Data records
# # # # #

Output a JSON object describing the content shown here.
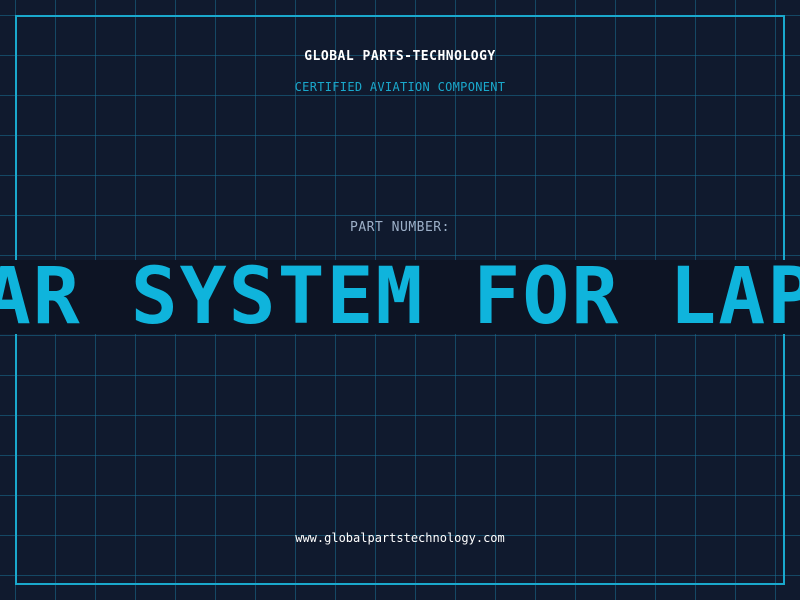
{
  "brand": {
    "name": "GLOBAL PARTS-TECHNOLOGY",
    "tagline": "CERTIFIED AVIATION COMPONENT"
  },
  "part": {
    "label": "PART NUMBER:",
    "value": "RADAR SYSTEM FOR LAPTOP"
  },
  "footer": {
    "url": "www.globalpartstechnology.com"
  },
  "colors": {
    "background": "#101a2e",
    "accent": "#1aa8cc",
    "part_value": "#0fb4dc",
    "band": "#0d1424"
  }
}
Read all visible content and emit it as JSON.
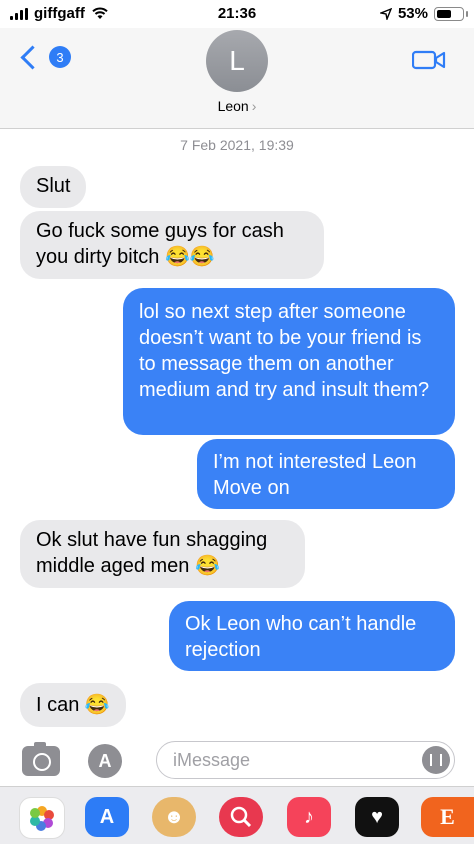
{
  "status_bar": {
    "carrier": "giffgaff",
    "time": "21:36",
    "battery": "53%"
  },
  "header": {
    "back_count": "3",
    "avatar_initial": "L",
    "contact_name": "Leon",
    "chevron": "›"
  },
  "conversation": {
    "timestamp": "7 Feb 2021, 19:39",
    "messages": [
      {
        "direction": "in",
        "text": "Slut"
      },
      {
        "direction": "in",
        "text": "Go fuck some guys for cash you dirty bitch 😂😂"
      },
      {
        "direction": "out",
        "text": "lol so next step after someone doesn’t want to be your friend is to message them on another medium and try and insult them?"
      },
      {
        "direction": "out",
        "text": "I’m not interested Leon Move on"
      },
      {
        "direction": "in",
        "text": "Ok slut have fun shagging middle aged men 😂"
      },
      {
        "direction": "out",
        "text": "Ok Leon who can’t handle rejection"
      },
      {
        "direction": "in",
        "text": "I can 😂"
      }
    ]
  },
  "input": {
    "placeholder": "iMessage"
  },
  "app_drawer": {
    "apps": [
      "photos-icon",
      "app-store-icon",
      "memoji-icon",
      "search-images-icon",
      "music-icon",
      "digital-touch-icon",
      "etsy-icon"
    ],
    "etsy_label": "E"
  },
  "colors": {
    "outgoing_bubble": "#3a82f6",
    "incoming_bubble": "#e9e9eb",
    "accent": "#2f7df6"
  }
}
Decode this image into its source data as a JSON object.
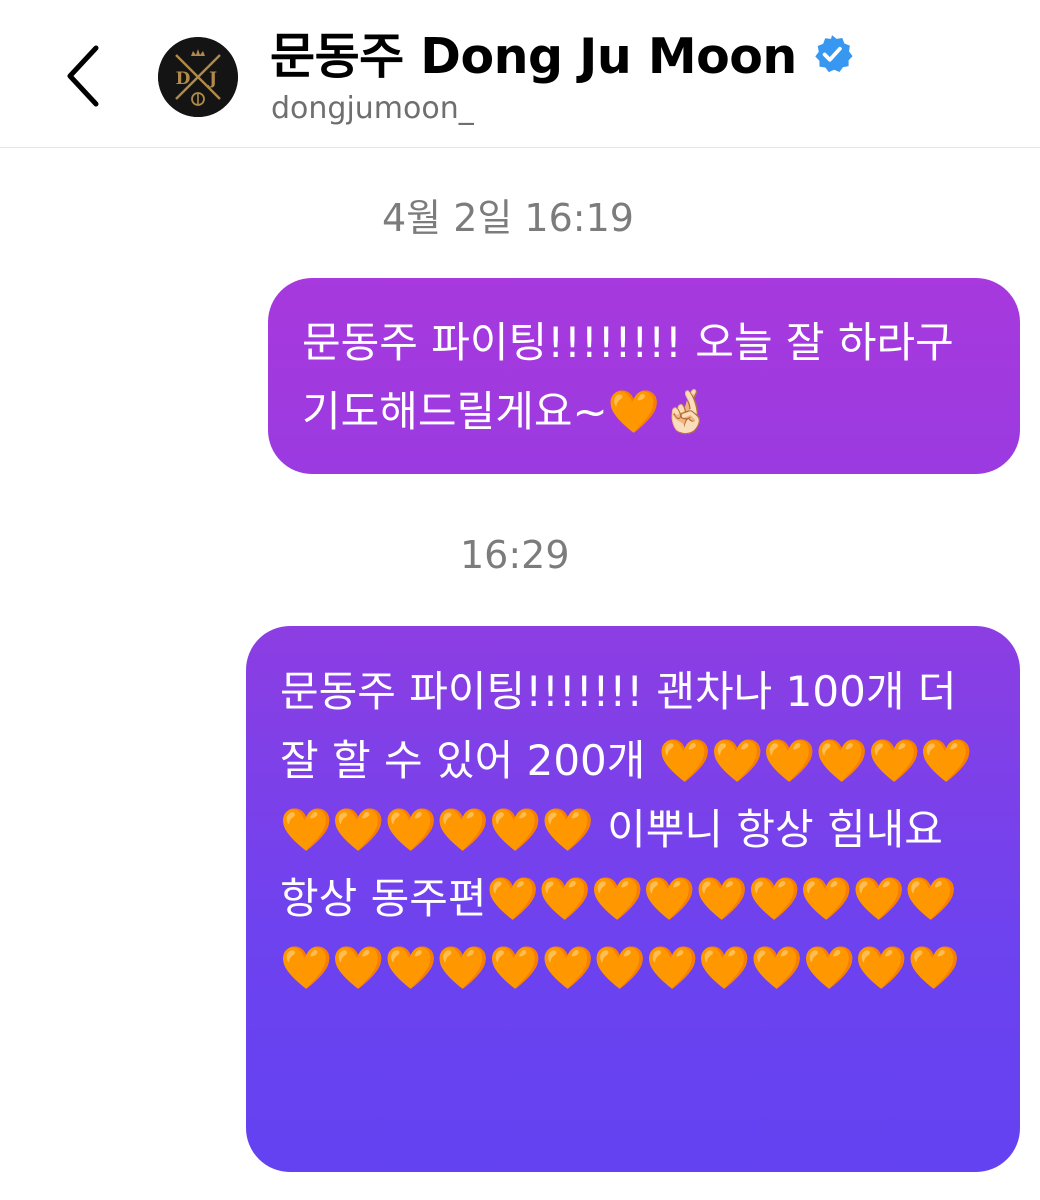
{
  "header": {
    "title": "문동주 Dong Ju Moon",
    "handle": "dongjumoon_",
    "back_icon": "chevron-left-icon",
    "verified_icon": "verified-badge-icon",
    "avatar_icon": "team-logo-avatar",
    "verified_color": "#3897f0"
  },
  "messages": [
    {
      "timestamp": "4월 2일 16:19",
      "text": "문동주 파이팅!!!!!!!! 오늘 잘 하라구 기도해드릴게요~🧡🤞🏻",
      "color": "#a33ade"
    },
    {
      "timestamp": "16:29",
      "text": "문동주 파이팅!!!!!!! 괜차나 100개 더 잘 할 수 있어 200개 🧡🧡🧡🧡🧡🧡🧡🧡🧡🧡🧡🧡 이뿌니 항상 힘내요 항상 동주편🧡🧡🧡🧡🧡🧡🧡🧡🧡🧡🧡🧡🧡🧡🧡🧡🧡🧡🧡🧡🧡🧡",
      "color": "#7a40ea"
    }
  ]
}
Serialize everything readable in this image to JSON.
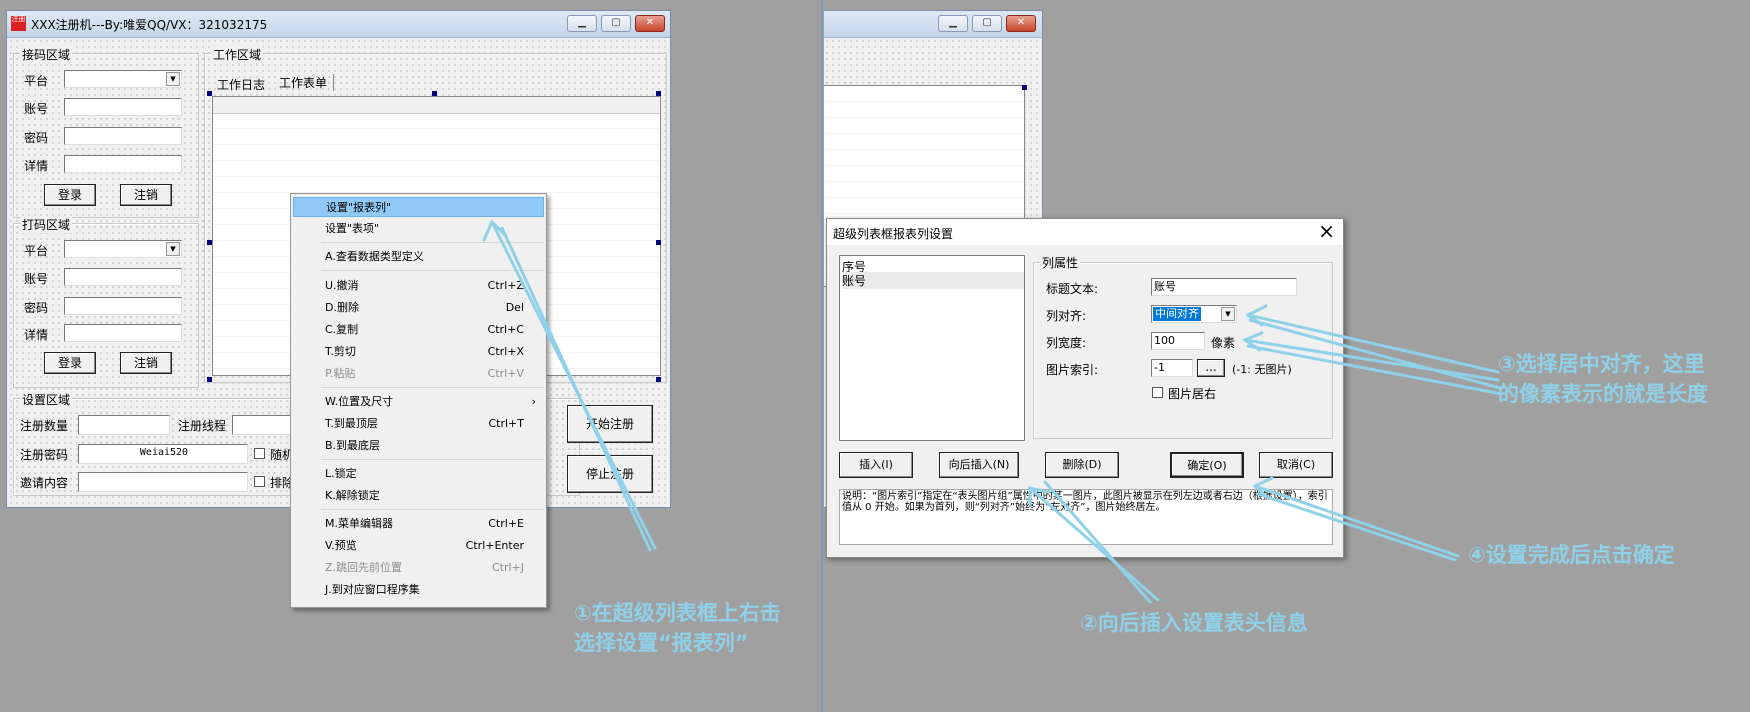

# # # # #

INSTRUCTIONS FOR THE TASK — Output all the records, word for word, with no pictures in the copy.

COMPLETED EXERCISE —
Output a JSON object describing the content shown here.
{
  "brand": {
    "name": "GLOBAL PARTS-TECHNOLOGY",
    "tagline": "CERTIFIED AVIATION COMPONENT"
  },
  "part": {
    "label": "PART NUMBER:",
    "value": "RADAR SYSTEM FOR LAPTOP"
  },
  "footer": {
    "url": "www.globalpartstechnology.com"
  },
  "colors": {
    "background": "#101a2e",
    "accent": "#1aa8cc",
    "part_value": "#0fb4dc",
    "band": "#0d1424"
  }
}
Read all visible content and emit it as JSON.
{
  "status_bar": {
    "carrier": "giffgaff",
    "time": "21:36",
    "battery": "53%"
  },
  "header": {
    "back_count": "3",
    "avatar_initial": "L",
    "contact_name": "Leon",
    "chevron": "›"
  },
  "conversation": {
    "timestamp": "7 Feb 2021, 19:39",
    "messages": [
      {
        "direction": "in",
        "text": "Slut"
      },
      {
        "direction": "in",
        "text": "Go fuck some guys for cash you dirty bitch 😂😂"
      },
      {
        "direction": "out",
        "text": "lol so next step after someone doesn’t want to be your friend is to message them on another medium and try and insult them?"
      },
      {
        "direction": "out",
        "text": "I’m not interested Leon Move on"
      },
      {
        "direction": "in",
        "text": "Ok slut have fun shagging middle aged men 😂"
      },
      {
        "direction": "out",
        "text": "Ok Leon who can’t handle rejection"
      },
      {
        "direction": "in",
        "text": "I can 😂"
      }
    ]
  },
  "input": {
    "placeholder": "iMessage"
  },
  "app_drawer": {
    "apps": [
      "photos-icon",
      "app-store-icon",
      "memoji-icon",
      "search-images-icon",
      "music-icon",
      "digital-touch-icon",
      "etsy-icon"
    ],
    "etsy_label": "E"
  },
  "colors": {
    "outgoing_bubble": "#3a82f6",
    "incoming_bubble": "#e9e9eb",
    "accent": "#2f7df6"
  }
}
Decode this image into its source data as a JSON object.
{
  "header": {
    "title": "문동주 Dong Ju Moon",
    "handle": "dongjumoon_",
    "back_icon": "chevron-left-icon",
    "verified_icon": "verified-badge-icon",
    "avatar_icon": "team-logo-avatar",
    "verified_color": "#3897f0"
  },
  "messages": [
    {
      "timestamp": "4월 2일 16:19",
      "text": "문동주 파이팅!!!!!!!! 오늘 잘 하라구 기도해드릴게요~🧡🤞🏻",
      "color": "#a33ade"
    },
    {
      "timestamp": "16:29",
      "text": "문동주 파이팅!!!!!!! 괜차나 100개 더 잘 할 수 있어 200개 🧡🧡🧡🧡🧡🧡🧡🧡🧡🧡🧡🧡 이뿌니 항상 힘내요 항상 동주편🧡🧡🧡🧡🧡🧡🧡🧡🧡🧡🧡🧡🧡🧡🧡🧡🧡🧡🧡🧡🧡🧡",
      "color": "#7a40ea"
    }
  ]
}
Serialize everything readable in this image to JSON.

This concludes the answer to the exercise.